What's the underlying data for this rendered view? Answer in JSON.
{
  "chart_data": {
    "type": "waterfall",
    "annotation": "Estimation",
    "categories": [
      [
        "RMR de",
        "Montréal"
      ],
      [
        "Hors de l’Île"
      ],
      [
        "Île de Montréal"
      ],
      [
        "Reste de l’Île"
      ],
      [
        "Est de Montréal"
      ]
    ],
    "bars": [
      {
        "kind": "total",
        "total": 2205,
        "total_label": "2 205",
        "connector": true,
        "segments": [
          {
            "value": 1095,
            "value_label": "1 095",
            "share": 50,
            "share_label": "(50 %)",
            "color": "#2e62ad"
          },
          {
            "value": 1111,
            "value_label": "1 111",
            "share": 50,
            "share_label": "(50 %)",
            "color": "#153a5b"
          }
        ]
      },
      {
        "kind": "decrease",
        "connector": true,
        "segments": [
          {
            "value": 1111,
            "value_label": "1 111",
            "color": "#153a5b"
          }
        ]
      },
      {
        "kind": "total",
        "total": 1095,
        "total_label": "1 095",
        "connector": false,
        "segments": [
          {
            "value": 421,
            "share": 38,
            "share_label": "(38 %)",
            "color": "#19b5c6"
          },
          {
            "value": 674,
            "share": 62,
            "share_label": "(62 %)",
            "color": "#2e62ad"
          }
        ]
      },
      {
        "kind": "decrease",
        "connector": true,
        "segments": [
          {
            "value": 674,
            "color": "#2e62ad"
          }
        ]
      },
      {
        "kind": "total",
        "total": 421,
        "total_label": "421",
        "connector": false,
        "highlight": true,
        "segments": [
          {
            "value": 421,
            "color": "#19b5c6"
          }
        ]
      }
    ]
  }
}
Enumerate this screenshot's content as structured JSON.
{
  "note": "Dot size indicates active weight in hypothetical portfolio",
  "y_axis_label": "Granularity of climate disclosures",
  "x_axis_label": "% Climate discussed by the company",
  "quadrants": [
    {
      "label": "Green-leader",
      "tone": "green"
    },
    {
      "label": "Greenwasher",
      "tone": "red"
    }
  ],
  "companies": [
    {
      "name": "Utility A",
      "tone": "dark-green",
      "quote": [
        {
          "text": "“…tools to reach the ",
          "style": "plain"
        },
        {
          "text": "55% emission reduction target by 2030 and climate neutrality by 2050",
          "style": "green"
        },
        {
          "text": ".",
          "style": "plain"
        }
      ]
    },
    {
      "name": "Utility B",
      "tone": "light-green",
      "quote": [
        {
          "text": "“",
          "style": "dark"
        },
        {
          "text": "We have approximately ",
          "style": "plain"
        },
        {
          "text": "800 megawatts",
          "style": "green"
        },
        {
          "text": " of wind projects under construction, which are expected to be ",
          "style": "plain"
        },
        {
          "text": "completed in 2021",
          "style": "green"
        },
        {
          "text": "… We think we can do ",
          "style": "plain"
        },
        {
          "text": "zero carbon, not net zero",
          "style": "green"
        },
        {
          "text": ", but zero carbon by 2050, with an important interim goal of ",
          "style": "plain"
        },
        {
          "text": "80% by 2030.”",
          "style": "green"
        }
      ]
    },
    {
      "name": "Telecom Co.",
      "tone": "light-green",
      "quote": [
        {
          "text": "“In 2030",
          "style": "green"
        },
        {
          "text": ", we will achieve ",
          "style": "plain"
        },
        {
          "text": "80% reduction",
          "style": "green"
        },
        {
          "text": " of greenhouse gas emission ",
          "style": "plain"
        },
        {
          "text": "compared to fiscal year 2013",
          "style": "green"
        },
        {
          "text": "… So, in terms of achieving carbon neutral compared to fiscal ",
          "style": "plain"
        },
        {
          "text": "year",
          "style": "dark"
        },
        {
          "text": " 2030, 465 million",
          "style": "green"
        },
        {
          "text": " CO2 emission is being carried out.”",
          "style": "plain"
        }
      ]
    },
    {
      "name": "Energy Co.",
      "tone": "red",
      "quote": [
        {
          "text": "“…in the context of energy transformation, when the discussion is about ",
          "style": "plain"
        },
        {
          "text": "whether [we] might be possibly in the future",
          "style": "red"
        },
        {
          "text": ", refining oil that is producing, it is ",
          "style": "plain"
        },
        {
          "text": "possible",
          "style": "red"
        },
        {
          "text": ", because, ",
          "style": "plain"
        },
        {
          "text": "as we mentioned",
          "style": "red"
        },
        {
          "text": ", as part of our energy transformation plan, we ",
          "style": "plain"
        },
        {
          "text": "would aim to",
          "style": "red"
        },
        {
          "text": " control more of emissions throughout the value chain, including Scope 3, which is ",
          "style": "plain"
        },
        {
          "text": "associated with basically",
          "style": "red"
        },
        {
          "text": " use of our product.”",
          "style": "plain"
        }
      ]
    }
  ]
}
****************
▶ **GIVEN PROBLEM**
Spot every line that holds "this" and copy it.

▶ **ANSWER TO THE TASK**
What's the underlying data for this rendered view? Answer in JSON.
Enumerate this screenshot's content as structured JSON.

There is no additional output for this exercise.